**Problem:** Images excluded, repeat each entry below exactly.
======== Data to use
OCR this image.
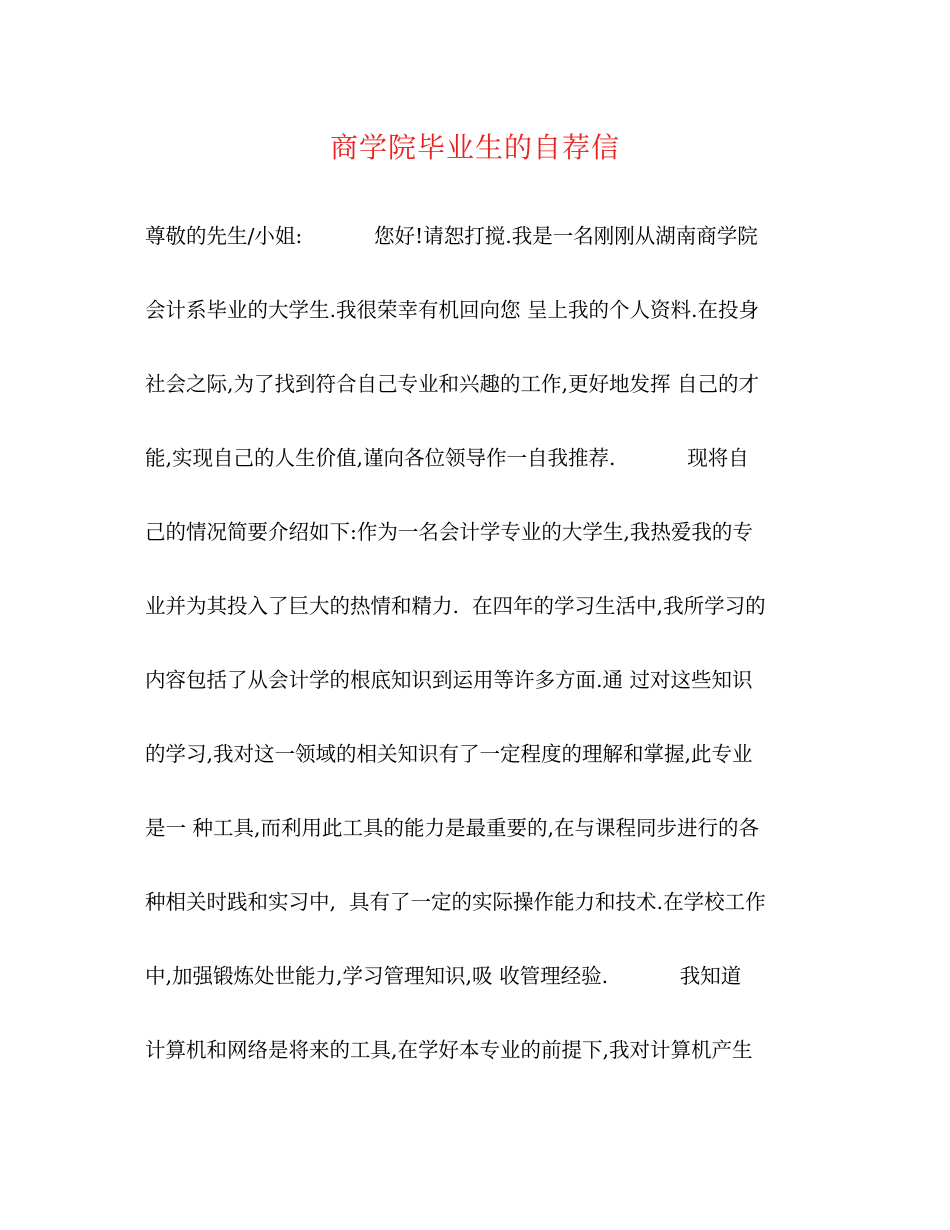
商学院毕业生的自荐信
尊敬的先生/小姐:           您好!请恕打搅.我是一名刚刚从湖南商学院
会计系毕业的大学生.我很荣幸有机回向您 呈上我的个人资料.在投身
社会之际,为了找到符合自己专业和兴趣的工作,更好地发挥 自己的才
能,实现自己的人生价值,谨向各位领导作一自我推荐.           现将自
己的情况简要介绍如下:作为一名会计学专业的大学生,我热爱我的专
业并为其投入了巨大的热情和精力.  在四年的学习生活中,我所学习的
内容包括了从会计学的根底知识到运用等许多方面.通 过对这些知识
的学习,我对这一领域的相关知识有了一定程度的理解和掌握,此专业
是一 种工具,而利用此工具的能力是最重要的,在与课程同步进行的各
种相关时践和实习中,  具有了一定的实际操作能力和技术.在学校工作
中,加强锻炼处世能力,学习管理知识,吸 收管理经验.           我知道
计算机和网络是将来的工具,在学好本专业的前提下,我对计算机产生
================
**Finished task:**
OCR this image.
商学院毕业生的自荐信
尊敬的先生/小姐:           您好!请恕打搅.我是一名刚刚从湖南商学院
会计系毕业的大学生.我很荣幸有机回向您 呈上我的个人资料.在投身
社会之际,为了找到符合自己专业和兴趣的工作,更好地发挥 自己的才
能,实现自己的人生价值,谨向各位领导作一自我推荐.           现将自
己的情况简要介绍如下:作为一名会计学专业的大学生,我热爱我的专
业并为其投入了巨大的热情和精力.  在四年的学习生活中,我所学习的
内容包括了从会计学的根底知识到运用等许多方面.通 过对这些知识
的学习,我对这一领域的相关知识有了一定程度的理解和掌握,此专业
是一 种工具,而利用此工具的能力是最重要的,在与课程同步进行的各
种相关时践和实习中,  具有了一定的实际操作能力和技术.在学校工作
中,加强锻炼处世能力,学习管理知识,吸 收管理经验.           我知道
计算机和网络是将来的工具,在学好本专业的前提下,我对计算机产生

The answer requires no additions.